## Begin Records for the exercise

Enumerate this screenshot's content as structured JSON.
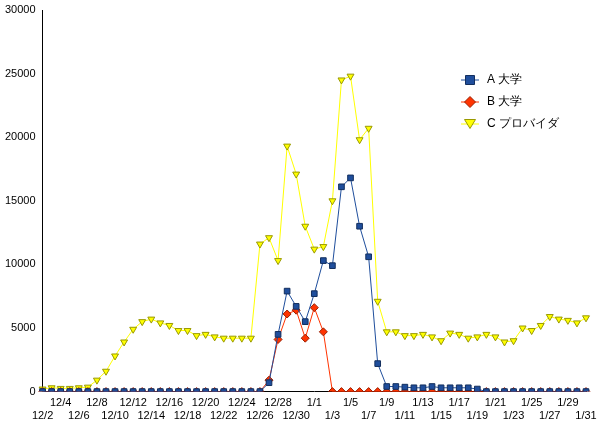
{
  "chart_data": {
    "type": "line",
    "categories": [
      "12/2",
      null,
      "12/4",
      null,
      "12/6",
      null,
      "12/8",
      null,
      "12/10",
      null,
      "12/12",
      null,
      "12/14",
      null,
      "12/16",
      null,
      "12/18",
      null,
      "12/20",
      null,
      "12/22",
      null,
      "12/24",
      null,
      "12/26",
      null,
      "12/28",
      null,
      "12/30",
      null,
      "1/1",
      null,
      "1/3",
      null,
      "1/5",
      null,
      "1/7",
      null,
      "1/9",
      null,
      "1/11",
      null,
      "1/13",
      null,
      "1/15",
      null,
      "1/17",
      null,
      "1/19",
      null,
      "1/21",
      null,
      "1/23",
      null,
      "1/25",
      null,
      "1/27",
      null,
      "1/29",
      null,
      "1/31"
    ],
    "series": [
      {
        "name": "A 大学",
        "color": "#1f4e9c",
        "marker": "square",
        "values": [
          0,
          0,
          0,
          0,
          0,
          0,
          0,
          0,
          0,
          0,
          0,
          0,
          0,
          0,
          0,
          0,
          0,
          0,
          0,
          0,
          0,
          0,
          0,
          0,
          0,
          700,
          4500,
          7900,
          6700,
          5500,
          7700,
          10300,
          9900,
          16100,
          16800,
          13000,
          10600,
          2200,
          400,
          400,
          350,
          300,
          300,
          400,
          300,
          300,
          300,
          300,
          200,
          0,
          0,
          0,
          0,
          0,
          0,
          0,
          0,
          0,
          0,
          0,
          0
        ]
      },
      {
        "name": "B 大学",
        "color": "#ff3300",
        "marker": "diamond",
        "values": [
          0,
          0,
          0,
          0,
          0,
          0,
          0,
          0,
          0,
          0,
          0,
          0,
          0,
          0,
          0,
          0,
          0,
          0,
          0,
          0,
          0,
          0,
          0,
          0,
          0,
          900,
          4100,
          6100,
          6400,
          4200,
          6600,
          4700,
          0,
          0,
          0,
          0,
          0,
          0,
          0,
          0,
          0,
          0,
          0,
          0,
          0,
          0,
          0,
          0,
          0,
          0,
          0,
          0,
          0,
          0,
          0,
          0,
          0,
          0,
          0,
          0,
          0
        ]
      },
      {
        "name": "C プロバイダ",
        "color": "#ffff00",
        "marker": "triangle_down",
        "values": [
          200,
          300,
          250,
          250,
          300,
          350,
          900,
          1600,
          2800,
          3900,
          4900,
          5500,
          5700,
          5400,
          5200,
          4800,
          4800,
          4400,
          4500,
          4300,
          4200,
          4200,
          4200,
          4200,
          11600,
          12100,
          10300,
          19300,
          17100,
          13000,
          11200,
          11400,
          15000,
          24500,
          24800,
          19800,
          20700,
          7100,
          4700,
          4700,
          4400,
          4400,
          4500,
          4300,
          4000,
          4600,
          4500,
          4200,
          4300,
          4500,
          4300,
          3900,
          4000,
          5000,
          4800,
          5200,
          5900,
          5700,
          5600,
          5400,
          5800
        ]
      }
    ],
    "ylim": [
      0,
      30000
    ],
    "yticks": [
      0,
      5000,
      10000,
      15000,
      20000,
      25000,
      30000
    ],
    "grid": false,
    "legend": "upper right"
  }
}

## End Records for the exercise

* _Given task_:
Copy the records above exactly. The pictures are not part of the copy.

* _Completed task_:
Enumerate this screenshot's content as structured JSON.
{
  "chart_data": {
    "type": "line",
    "categories": [
      "12/2",
      null,
      "12/4",
      null,
      "12/6",
      null,
      "12/8",
      null,
      "12/10",
      null,
      "12/12",
      null,
      "12/14",
      null,
      "12/16",
      null,
      "12/18",
      null,
      "12/20",
      null,
      "12/22",
      null,
      "12/24",
      null,
      "12/26",
      null,
      "12/28",
      null,
      "12/30",
      null,
      "1/1",
      null,
      "1/3",
      null,
      "1/5",
      null,
      "1/7",
      null,
      "1/9",
      null,
      "1/11",
      null,
      "1/13",
      null,
      "1/15",
      null,
      "1/17",
      null,
      "1/19",
      null,
      "1/21",
      null,
      "1/23",
      null,
      "1/25",
      null,
      "1/27",
      null,
      "1/29",
      null,
      "1/31"
    ],
    "series": [
      {
        "name": "A 大学",
        "color": "#1f4e9c",
        "marker": "square",
        "values": [
          0,
          0,
          0,
          0,
          0,
          0,
          0,
          0,
          0,
          0,
          0,
          0,
          0,
          0,
          0,
          0,
          0,
          0,
          0,
          0,
          0,
          0,
          0,
          0,
          0,
          700,
          4500,
          7900,
          6700,
          5500,
          7700,
          10300,
          9900,
          16100,
          16800,
          13000,
          10600,
          2200,
          400,
          400,
          350,
          300,
          300,
          400,
          300,
          300,
          300,
          300,
          200,
          0,
          0,
          0,
          0,
          0,
          0,
          0,
          0,
          0,
          0,
          0,
          0
        ]
      },
      {
        "name": "B 大学",
        "color": "#ff3300",
        "marker": "diamond",
        "values": [
          0,
          0,
          0,
          0,
          0,
          0,
          0,
          0,
          0,
          0,
          0,
          0,
          0,
          0,
          0,
          0,
          0,
          0,
          0,
          0,
          0,
          0,
          0,
          0,
          0,
          900,
          4100,
          6100,
          6400,
          4200,
          6600,
          4700,
          0,
          0,
          0,
          0,
          0,
          0,
          0,
          0,
          0,
          0,
          0,
          0,
          0,
          0,
          0,
          0,
          0,
          0,
          0,
          0,
          0,
          0,
          0,
          0,
          0,
          0,
          0,
          0,
          0
        ]
      },
      {
        "name": "C プロバイダ",
        "color": "#ffff00",
        "marker": "triangle_down",
        "values": [
          200,
          300,
          250,
          250,
          300,
          350,
          900,
          1600,
          2800,
          3900,
          4900,
          5500,
          5700,
          5400,
          5200,
          4800,
          4800,
          4400,
          4500,
          4300,
          4200,
          4200,
          4200,
          4200,
          11600,
          12100,
          10300,
          19300,
          17100,
          13000,
          11200,
          11400,
          15000,
          24500,
          24800,
          19800,
          20700,
          7100,
          4700,
          4700,
          4400,
          4400,
          4500,
          4300,
          4000,
          4600,
          4500,
          4200,
          4300,
          4500,
          4300,
          3900,
          4000,
          5000,
          4800,
          5200,
          5900,
          5700,
          5600,
          5400,
          5800
        ]
      }
    ],
    "ylim": [
      0,
      30000
    ],
    "yticks": [
      0,
      5000,
      10000,
      15000,
      20000,
      25000,
      30000
    ],
    "grid": false,
    "legend": "upper right"
  }
}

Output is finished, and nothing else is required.